#### REQUEST
Write out every line of the material exactly as it appears.
[Begin DATASET CONTENT]
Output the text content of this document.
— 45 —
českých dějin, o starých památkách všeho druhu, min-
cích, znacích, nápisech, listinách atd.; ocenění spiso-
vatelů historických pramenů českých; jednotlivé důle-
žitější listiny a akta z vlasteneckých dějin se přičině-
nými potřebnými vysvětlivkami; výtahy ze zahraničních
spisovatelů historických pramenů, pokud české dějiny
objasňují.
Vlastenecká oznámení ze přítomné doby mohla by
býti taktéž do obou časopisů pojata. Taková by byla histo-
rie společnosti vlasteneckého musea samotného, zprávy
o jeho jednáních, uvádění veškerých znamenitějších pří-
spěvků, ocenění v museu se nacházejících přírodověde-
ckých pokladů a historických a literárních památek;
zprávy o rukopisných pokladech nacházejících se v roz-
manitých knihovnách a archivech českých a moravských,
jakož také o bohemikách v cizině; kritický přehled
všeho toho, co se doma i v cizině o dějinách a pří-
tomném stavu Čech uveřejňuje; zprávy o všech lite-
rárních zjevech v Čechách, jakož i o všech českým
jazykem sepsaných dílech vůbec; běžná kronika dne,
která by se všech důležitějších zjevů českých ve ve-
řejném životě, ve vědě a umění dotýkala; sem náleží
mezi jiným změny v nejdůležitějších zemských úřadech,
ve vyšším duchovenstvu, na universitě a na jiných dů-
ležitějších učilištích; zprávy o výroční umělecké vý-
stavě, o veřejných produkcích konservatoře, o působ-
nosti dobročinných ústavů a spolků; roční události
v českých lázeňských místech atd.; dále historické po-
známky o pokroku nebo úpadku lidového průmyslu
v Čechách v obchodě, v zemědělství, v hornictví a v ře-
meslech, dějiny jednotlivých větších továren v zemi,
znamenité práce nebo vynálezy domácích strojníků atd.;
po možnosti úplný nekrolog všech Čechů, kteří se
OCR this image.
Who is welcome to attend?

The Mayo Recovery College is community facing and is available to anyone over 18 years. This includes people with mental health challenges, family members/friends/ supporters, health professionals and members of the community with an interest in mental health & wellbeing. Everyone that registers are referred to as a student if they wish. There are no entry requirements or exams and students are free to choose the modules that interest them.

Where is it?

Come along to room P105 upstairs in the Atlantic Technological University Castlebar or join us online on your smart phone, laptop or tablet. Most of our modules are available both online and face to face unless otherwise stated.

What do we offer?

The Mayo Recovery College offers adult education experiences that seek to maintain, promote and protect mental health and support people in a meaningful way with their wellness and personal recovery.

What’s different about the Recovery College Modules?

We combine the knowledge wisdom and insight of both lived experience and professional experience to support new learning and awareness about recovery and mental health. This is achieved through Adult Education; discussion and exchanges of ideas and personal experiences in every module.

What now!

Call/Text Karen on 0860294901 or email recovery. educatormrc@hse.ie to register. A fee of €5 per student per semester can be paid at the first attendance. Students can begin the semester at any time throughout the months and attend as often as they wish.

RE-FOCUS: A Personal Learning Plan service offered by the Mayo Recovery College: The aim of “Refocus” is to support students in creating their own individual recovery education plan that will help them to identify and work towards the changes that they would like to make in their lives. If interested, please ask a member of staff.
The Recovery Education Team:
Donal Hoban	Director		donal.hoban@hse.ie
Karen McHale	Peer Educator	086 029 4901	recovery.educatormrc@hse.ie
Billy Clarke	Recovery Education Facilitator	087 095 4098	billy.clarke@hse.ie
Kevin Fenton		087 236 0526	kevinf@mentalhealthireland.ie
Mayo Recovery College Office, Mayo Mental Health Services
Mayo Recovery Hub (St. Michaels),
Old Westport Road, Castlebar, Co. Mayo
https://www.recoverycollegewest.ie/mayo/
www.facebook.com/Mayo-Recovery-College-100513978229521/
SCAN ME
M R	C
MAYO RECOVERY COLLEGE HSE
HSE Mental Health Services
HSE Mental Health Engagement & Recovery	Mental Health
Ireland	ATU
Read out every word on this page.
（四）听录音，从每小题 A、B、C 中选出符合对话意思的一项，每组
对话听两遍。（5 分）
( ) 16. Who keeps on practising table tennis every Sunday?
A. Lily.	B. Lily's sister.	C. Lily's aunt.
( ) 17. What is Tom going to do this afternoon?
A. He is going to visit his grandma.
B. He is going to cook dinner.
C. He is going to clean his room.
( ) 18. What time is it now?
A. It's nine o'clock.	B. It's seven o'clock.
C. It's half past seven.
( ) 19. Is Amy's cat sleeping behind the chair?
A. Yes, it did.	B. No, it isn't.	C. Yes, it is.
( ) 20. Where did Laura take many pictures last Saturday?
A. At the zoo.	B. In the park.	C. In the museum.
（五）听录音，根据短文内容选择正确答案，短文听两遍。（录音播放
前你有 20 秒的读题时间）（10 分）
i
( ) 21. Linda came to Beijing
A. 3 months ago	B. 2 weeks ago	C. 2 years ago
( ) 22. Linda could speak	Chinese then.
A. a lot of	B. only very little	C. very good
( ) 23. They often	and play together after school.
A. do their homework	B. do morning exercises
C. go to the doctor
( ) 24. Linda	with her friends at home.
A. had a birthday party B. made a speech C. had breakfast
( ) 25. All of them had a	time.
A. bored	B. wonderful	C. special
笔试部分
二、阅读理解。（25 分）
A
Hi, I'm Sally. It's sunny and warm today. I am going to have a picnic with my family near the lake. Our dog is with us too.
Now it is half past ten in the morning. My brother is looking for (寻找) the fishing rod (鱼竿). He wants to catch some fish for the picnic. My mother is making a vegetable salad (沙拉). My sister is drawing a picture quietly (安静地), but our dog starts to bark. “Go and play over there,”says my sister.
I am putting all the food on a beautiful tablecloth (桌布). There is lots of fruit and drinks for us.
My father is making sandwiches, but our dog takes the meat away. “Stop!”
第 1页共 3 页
[End DATASET CONTENT]
#### SOLUTION FOR THIS EXERCISE
Output the text content of this document.
— 45 —
českých dějin, o starých památkách všeho druhu, min-
cích, znacích, nápisech, listinách atd.; ocenění spiso-
vatelů historických pramenů českých; jednotlivé důle-
žitější listiny a akta z vlasteneckých dějin se přičině-
nými potřebnými vysvětlivkami; výtahy ze zahraničních
spisovatelů historických pramenů, pokud české dějiny
objasňují.
Vlastenecká oznámení ze přítomné doby mohla by
býti taktéž do obou časopisů pojata. Taková by byla histo-
rie společnosti vlasteneckého musea samotného, zprávy
o jeho jednáních, uvádění veškerých znamenitějších pří-
spěvků, ocenění v museu se nacházejících přírodověde-
ckých pokladů a historických a literárních památek;
zprávy o rukopisných pokladech nacházejících se v roz-
manitých knihovnách a archivech českých a moravských,
jakož také o bohemikách v cizině; kritický přehled
všeho toho, co se doma i v cizině o dějinách a pří-
tomném stavu Čech uveřejňuje; zprávy o všech lite-
rárních zjevech v Čechách, jakož i o všech českým
jazykem sepsaných dílech vůbec; běžná kronika dne,
která by se všech důležitějších zjevů českých ve ve-
řejném životě, ve vědě a umění dotýkala; sem náleží
mezi jiným změny v nejdůležitějších zemských úřadech,
ve vyšším duchovenstvu, na universitě a na jiných dů-
ležitějších učilištích; zprávy o výroční umělecké vý-
stavě, o veřejných produkcích konservatoře, o působ-
nosti dobročinných ústavů a spolků; roční události
v českých lázeňských místech atd.; dále historické po-
známky o pokroku nebo úpadku lidového průmyslu
v Čechách v obchodě, v zemědělství, v hornictví a v ře-
meslech, dějiny jednotlivých větších továren v zemi,
znamenité práce nebo vynálezy domácích strojníků atd.;
po možnosti úplný nekrolog všech Čechů, kteří se
OCR this image.
Who is welcome to attend?

The Mayo Recovery College is community facing and is available to anyone over 18 years. This includes people with mental health challenges, family members/friends/ supporters, health professionals and members of the community with an interest in mental health & wellbeing. Everyone that registers are referred to as a student if they wish. There are no entry requirements or exams and students are free to choose the modules that interest them.

Where is it?

Come along to room P105 upstairs in the Atlantic Technological University Castlebar or join us online on your smart phone, laptop or tablet. Most of our modules are available both online and face to face unless otherwise stated.

What do we offer?

The Mayo Recovery College offers adult education experiences that seek to maintain, promote and protect mental health and support people in a meaningful way with their wellness and personal recovery.

What’s different about the Recovery College Modules?

We combine the knowledge wisdom and insight of both lived experience and professional experience to support new learning and awareness about recovery and mental health. This is achieved through Adult Education; discussion and exchanges of ideas and personal experiences in every module.

What now!

Call/Text Karen on 0860294901 or email recovery. educatormrc@hse.ie to register. A fee of €5 per student per semester can be paid at the first attendance. Students can begin the semester at any time throughout the months and attend as often as they wish.

RE-FOCUS: A Personal Learning Plan service offered by the Mayo Recovery College: The aim of “Refocus” is to support students in creating their own individual recovery education plan that will help them to identify and work towards the changes that they would like to make in their lives. If interested, please ask a member of staff.
The Recovery Education Team:
Donal Hoban	Director		donal.hoban@hse.ie
Karen McHale	Peer Educator	086 029 4901	recovery.educatormrc@hse.ie
Billy Clarke	Recovery Education Facilitator	087 095 4098	billy.clarke@hse.ie
Kevin Fenton		087 236 0526	kevinf@mentalhealthireland.ie
Mayo Recovery College Office, Mayo Mental Health Services
Mayo Recovery Hub (St. Michaels),
Old Westport Road, Castlebar, Co. Mayo
https://www.recoverycollegewest.ie/mayo/
www.facebook.com/Mayo-Recovery-College-100513978229521/
SCAN ME
M R	C
MAYO RECOVERY COLLEGE HSE
HSE Mental Health Services
HSE Mental Health Engagement & Recovery	Mental Health
Ireland	ATU
Read out every word on this page.
（四）听录音，从每小题 A、B、C 中选出符合对话意思的一项，每组
对话听两遍。（5 分）
( ) 16. Who keeps on practising table tennis every Sunday?
A. Lily.	B. Lily's sister.	C. Lily's aunt.
( ) 17. What is Tom going to do this afternoon?
A. He is going to visit his grandma.
B. He is going to cook dinner.
C. He is going to clean his room.
( ) 18. What time is it now?
A. It's nine o'clock.	B. It's seven o'clock.
C. It's half past seven.
( ) 19. Is Amy's cat sleeping behind the chair?
A. Yes, it did.	B. No, it isn't.	C. Yes, it is.
( ) 20. Where did Laura take many pictures last Saturday?
A. At the zoo.	B. In the park.	C. In the museum.
（五）听录音，根据短文内容选择正确答案，短文听两遍。（录音播放
前你有 20 秒的读题时间）（10 分）
i
( ) 21. Linda came to Beijing
A. 3 months ago	B. 2 weeks ago	C. 2 years ago
( ) 22. Linda could speak	Chinese then.
A. a lot of	B. only very little	C. very good
( ) 23. They often	and play together after school.
A. do their homework	B. do morning exercises
C. go to the doctor
( ) 24. Linda	with her friends at home.
A. had a birthday party B. made a speech C. had breakfast
( ) 25. All of them had a	time.
A. bored	B. wonderful	C. special
笔试部分
二、阅读理解。（25 分）
A
Hi, I'm Sally. It's sunny and warm today. I am going to have a picnic with my family near the lake. Our dog is with us too.
Now it is half past ten in the morning. My brother is looking for (寻找) the fishing rod (鱼竿). He wants to catch some fish for the picnic. My mother is making a vegetable salad (沙拉). My sister is drawing a picture quietly (安静地), but our dog starts to bark. “Go and play over there,”says my sister.
I am putting all the food on a beautiful tablecloth (桌布). There is lots of fruit and drinks for us.
My father is making sandwiches, but our dog takes the meat away. “Stop!”
第 1页共 3 页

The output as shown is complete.